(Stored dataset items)
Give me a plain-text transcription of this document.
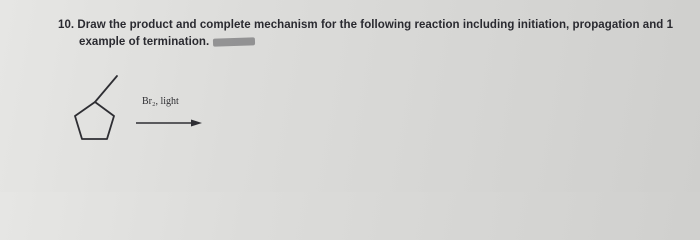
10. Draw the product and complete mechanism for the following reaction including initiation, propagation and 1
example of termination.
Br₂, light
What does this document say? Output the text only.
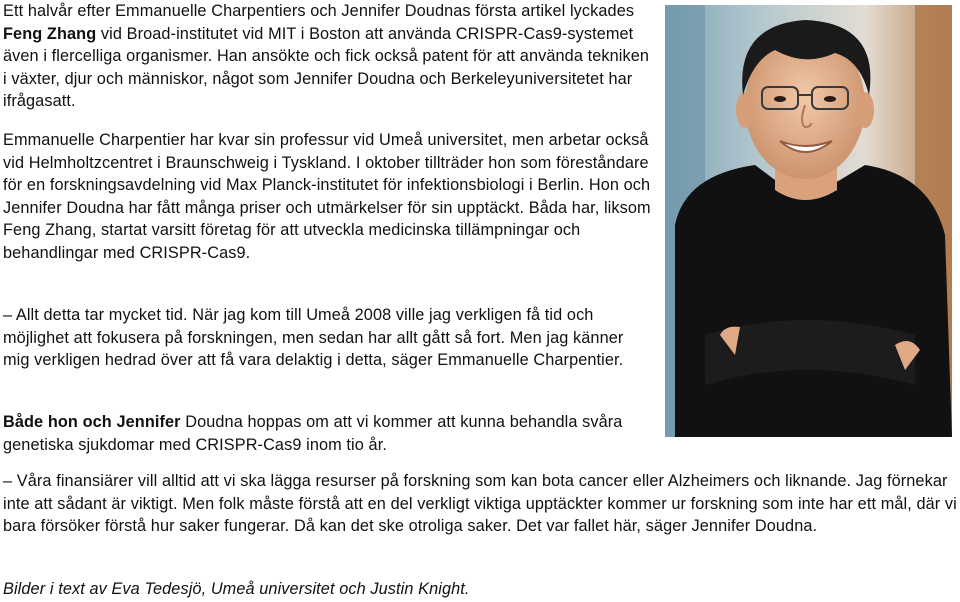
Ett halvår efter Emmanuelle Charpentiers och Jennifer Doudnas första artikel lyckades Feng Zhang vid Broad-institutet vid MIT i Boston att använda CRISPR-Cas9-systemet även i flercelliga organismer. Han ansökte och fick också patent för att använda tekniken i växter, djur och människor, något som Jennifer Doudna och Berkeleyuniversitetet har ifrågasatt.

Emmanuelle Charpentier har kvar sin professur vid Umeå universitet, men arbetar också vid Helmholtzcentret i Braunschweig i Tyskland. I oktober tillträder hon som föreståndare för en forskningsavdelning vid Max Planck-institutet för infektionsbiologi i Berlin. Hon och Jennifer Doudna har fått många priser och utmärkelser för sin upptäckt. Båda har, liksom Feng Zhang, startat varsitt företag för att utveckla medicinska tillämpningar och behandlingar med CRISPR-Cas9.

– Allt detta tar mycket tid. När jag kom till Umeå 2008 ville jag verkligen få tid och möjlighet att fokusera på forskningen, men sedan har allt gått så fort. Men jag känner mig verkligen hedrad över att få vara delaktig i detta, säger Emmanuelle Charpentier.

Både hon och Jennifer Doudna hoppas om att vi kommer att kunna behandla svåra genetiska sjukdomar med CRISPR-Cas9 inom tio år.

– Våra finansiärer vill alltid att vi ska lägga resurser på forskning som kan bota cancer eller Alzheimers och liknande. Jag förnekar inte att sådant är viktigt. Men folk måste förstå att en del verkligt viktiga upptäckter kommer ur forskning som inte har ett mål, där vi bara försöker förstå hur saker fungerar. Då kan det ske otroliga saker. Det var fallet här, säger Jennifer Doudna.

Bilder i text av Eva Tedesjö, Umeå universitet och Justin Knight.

--- Exercise instructions ---
Copy the records above exactly. The pictures are not part of the copy.

--- Answer for this exercise ---
Give me a plain-text transcription of this document.
10. Draw the product and complete mechanism for the following reaction including initiation, propagation and 1
example of termination.
Br₂, light
What does this document say? Output the text only.
Ett halvår efter Emmanuelle Charpentiers och Jennifer Doudnas första artikel lyckades Feng Zhang vid Broad-institutet vid MIT i Boston att använda CRISPR-Cas9-systemet även i flercelliga organismer. Han ansökte och fick också patent för att använda tekniken i växter, djur och människor, något som Jennifer Doudna och Berkeleyuniversitetet har ifrågasatt.

Emmanuelle Charpentier har kvar sin professur vid Umeå universitet, men arbetar också vid Helmholtzcentret i Braunschweig i Tyskland. I oktober tillträder hon som föreståndare för en forskningsavdelning vid Max Planck-institutet för infektionsbiologi i Berlin. Hon och Jennifer Doudna har fått många priser och utmärkelser för sin upptäckt. Båda har, liksom Feng Zhang, startat varsitt företag för att utveckla medicinska tillämpningar och behandlingar med CRISPR-Cas9.

– Allt detta tar mycket tid. När jag kom till Umeå 2008 ville jag verkligen få tid och möjlighet att fokusera på forskningen, men sedan har allt gått så fort. Men jag känner mig verkligen hedrad över att få vara delaktig i detta, säger Emmanuelle Charpentier.

Både hon och Jennifer Doudna hoppas om att vi kommer att kunna behandla svåra genetiska sjukdomar med CRISPR-Cas9 inom tio år.

– Våra finansiärer vill alltid att vi ska lägga resurser på forskning som kan bota cancer eller Alzheimers och liknande. Jag förnekar inte att sådant är viktigt. Men folk måste förstå att en del verkligt viktiga upptäckter kommer ur forskning som inte har ett mål, där vi bara försöker förstå hur saker fungerar. Då kan det ske otroliga saker. Det var fallet här, säger Jennifer Doudna.

Bilder i text av Eva Tedesjö, Umeå universitet och Justin Knight.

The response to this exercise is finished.